** Start Records for this task **

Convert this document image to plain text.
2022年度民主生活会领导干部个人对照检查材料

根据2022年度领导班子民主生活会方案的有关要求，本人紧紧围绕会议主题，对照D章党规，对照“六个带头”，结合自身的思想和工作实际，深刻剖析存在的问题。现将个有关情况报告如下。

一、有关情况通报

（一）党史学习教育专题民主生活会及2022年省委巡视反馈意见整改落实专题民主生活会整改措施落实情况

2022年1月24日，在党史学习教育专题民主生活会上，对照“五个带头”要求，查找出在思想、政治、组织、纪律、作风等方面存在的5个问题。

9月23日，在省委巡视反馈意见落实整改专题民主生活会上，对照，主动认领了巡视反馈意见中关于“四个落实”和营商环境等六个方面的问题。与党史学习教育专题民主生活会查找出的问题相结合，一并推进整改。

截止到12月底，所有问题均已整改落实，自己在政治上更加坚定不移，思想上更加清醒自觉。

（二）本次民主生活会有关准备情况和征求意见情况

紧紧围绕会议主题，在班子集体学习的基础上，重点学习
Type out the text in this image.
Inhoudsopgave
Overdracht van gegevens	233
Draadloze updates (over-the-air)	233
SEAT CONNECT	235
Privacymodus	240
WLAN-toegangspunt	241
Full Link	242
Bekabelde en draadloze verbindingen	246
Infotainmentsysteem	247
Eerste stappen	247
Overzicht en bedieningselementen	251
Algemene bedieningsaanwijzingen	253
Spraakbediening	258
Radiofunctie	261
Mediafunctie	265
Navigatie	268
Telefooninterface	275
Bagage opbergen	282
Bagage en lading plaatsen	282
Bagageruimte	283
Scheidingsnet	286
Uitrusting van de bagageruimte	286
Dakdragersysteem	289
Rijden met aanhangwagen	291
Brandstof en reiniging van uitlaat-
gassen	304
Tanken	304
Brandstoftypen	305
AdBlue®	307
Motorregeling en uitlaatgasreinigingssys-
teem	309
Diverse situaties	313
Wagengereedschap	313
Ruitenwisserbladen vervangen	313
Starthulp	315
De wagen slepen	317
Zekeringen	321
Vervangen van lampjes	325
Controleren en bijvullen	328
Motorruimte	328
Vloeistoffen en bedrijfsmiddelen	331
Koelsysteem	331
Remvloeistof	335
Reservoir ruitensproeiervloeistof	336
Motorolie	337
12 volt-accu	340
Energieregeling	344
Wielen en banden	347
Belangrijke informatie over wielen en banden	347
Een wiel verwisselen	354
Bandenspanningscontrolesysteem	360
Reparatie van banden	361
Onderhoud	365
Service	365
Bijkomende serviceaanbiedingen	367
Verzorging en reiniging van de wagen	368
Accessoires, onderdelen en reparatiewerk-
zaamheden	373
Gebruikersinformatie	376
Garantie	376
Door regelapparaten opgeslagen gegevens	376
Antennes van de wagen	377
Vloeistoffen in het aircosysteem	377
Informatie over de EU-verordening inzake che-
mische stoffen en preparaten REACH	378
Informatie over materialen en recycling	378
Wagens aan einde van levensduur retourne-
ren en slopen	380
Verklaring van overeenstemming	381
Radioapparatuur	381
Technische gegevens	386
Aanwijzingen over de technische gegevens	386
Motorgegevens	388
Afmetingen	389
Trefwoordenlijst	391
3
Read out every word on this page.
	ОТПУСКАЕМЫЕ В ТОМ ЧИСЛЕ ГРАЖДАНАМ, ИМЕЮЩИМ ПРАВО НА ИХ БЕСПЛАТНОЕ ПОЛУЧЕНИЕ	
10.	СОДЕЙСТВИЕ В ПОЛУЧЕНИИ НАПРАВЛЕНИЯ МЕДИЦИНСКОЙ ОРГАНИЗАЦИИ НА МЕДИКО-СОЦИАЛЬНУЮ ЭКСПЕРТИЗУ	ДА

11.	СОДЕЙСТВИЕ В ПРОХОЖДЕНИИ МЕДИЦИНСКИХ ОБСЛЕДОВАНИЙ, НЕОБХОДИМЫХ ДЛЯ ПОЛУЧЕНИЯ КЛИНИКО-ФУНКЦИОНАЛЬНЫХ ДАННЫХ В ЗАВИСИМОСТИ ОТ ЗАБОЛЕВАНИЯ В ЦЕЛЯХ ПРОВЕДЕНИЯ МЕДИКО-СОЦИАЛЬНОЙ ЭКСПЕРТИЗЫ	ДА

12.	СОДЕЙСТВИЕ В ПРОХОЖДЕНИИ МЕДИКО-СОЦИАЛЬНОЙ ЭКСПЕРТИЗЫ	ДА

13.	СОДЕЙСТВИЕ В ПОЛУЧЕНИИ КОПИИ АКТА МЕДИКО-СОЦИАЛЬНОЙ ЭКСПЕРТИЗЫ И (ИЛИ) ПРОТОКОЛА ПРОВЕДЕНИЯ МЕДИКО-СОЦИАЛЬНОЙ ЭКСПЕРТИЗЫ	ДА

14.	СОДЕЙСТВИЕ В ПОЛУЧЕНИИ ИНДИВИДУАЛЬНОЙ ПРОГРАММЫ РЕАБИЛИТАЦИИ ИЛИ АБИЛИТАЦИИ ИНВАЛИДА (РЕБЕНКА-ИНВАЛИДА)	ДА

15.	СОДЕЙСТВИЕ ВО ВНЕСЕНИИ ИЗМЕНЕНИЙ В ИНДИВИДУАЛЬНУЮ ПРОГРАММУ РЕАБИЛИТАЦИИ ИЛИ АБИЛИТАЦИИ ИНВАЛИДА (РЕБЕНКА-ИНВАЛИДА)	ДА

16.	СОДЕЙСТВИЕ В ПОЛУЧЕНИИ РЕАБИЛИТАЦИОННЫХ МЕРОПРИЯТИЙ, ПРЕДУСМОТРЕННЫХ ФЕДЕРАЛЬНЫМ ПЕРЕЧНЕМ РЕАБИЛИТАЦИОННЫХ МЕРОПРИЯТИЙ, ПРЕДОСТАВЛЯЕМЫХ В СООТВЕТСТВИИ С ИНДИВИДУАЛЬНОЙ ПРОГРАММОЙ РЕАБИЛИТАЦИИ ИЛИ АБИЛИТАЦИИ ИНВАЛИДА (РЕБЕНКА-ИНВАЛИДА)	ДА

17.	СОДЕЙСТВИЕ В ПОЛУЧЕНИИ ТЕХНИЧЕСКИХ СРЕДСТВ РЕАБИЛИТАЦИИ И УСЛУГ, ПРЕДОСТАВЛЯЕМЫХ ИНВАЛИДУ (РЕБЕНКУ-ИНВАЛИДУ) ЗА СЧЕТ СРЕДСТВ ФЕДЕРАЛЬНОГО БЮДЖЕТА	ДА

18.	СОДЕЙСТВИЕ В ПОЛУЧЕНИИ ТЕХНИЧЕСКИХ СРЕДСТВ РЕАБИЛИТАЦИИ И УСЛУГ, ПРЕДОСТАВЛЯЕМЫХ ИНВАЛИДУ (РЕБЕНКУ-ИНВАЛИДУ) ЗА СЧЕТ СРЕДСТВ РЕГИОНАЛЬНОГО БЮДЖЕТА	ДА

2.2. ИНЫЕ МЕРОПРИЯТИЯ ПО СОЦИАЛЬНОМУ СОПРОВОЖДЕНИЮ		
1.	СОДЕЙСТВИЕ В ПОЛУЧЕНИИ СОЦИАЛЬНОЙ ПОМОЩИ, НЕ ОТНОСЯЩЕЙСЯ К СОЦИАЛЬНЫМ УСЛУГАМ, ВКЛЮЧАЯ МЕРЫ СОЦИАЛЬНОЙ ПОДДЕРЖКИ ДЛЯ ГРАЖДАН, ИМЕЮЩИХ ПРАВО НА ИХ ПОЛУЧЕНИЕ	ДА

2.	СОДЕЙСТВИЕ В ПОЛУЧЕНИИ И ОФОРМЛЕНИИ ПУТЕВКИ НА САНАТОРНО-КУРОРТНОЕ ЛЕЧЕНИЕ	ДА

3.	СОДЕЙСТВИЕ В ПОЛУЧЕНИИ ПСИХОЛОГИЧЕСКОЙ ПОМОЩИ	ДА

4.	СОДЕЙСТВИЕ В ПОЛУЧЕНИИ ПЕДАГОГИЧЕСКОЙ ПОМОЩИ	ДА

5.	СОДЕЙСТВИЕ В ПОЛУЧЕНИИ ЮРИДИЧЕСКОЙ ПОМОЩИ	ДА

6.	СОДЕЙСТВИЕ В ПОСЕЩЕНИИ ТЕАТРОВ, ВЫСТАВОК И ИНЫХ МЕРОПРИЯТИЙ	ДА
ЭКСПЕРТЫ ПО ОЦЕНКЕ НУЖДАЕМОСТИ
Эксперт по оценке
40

** End Records for this task **

List the lines of the records where "РЕАБИЛИТАЦИИ" occurs.

14.	СОДЕЙСТВИЕ В ПОЛУЧЕНИИ ИНДИВИДУАЛЬНОЙ ПРОГРАММЫ РЕАБИЛИТАЦИИ ИЛИ АБИЛИТАЦИИ ИНВАЛИДА (РЕБЕНКА-ИНВАЛИДА)	ДА
15.	СОДЕЙСТВИЕ ВО ВНЕСЕНИИ ИЗМЕНЕНИЙ В ИНДИВИДУАЛЬНУЮ ПРОГРАММУ РЕАБИЛИТАЦИИ ИЛИ АБИЛИТАЦИИ ИНВАЛИДА (РЕБЕНКА-ИНВАЛИДА)	ДА
16.	СОДЕЙСТВИЕ В ПОЛУЧЕНИИ РЕАБИЛИТАЦИОННЫХ МЕРОПРИЯТИЙ, ПРЕДУСМОТРЕННЫХ ФЕДЕРАЛЬНЫМ ПЕРЕЧНЕМ РЕАБИЛИТАЦИОННЫХ МЕРОПРИЯТИЙ, ПРЕДОСТАВЛЯЕМЫХ В СООТВЕТСТВИИ С ИНДИВИДУАЛЬНОЙ ПРОГРАММОЙ РЕАБИЛИТАЦИИ ИЛИ АБИЛИТАЦИИ ИНВАЛИДА (РЕБЕНКА-ИНВАЛИДА)	ДА
17.	СОДЕЙСТВИЕ В ПОЛУЧЕНИИ ТЕХНИЧЕСКИХ СРЕДСТВ РЕАБИЛИТАЦИИ И УСЛУГ, ПРЕДОСТАВЛЯЕМЫХ ИНВАЛИДУ (РЕБЕНКУ-ИНВАЛИДУ) ЗА СЧЕТ СРЕДСТВ ФЕДЕРАЛЬНОГО БЮДЖЕТА	ДА
18.	СОДЕЙСТВИЕ В ПОЛУЧЕНИИ ТЕХНИЧЕСКИХ СРЕДСТВ РЕАБИЛИТАЦИИ И УСЛУГ, ПРЕДОСТАВЛЯЕМЫХ ИНВАЛИДУ (РЕБЕНКУ-ИНВАЛИДУ) ЗА СЧЕТ СРЕДСТВ РЕГИОНАЛЬНОГО БЮДЖЕТА	ДА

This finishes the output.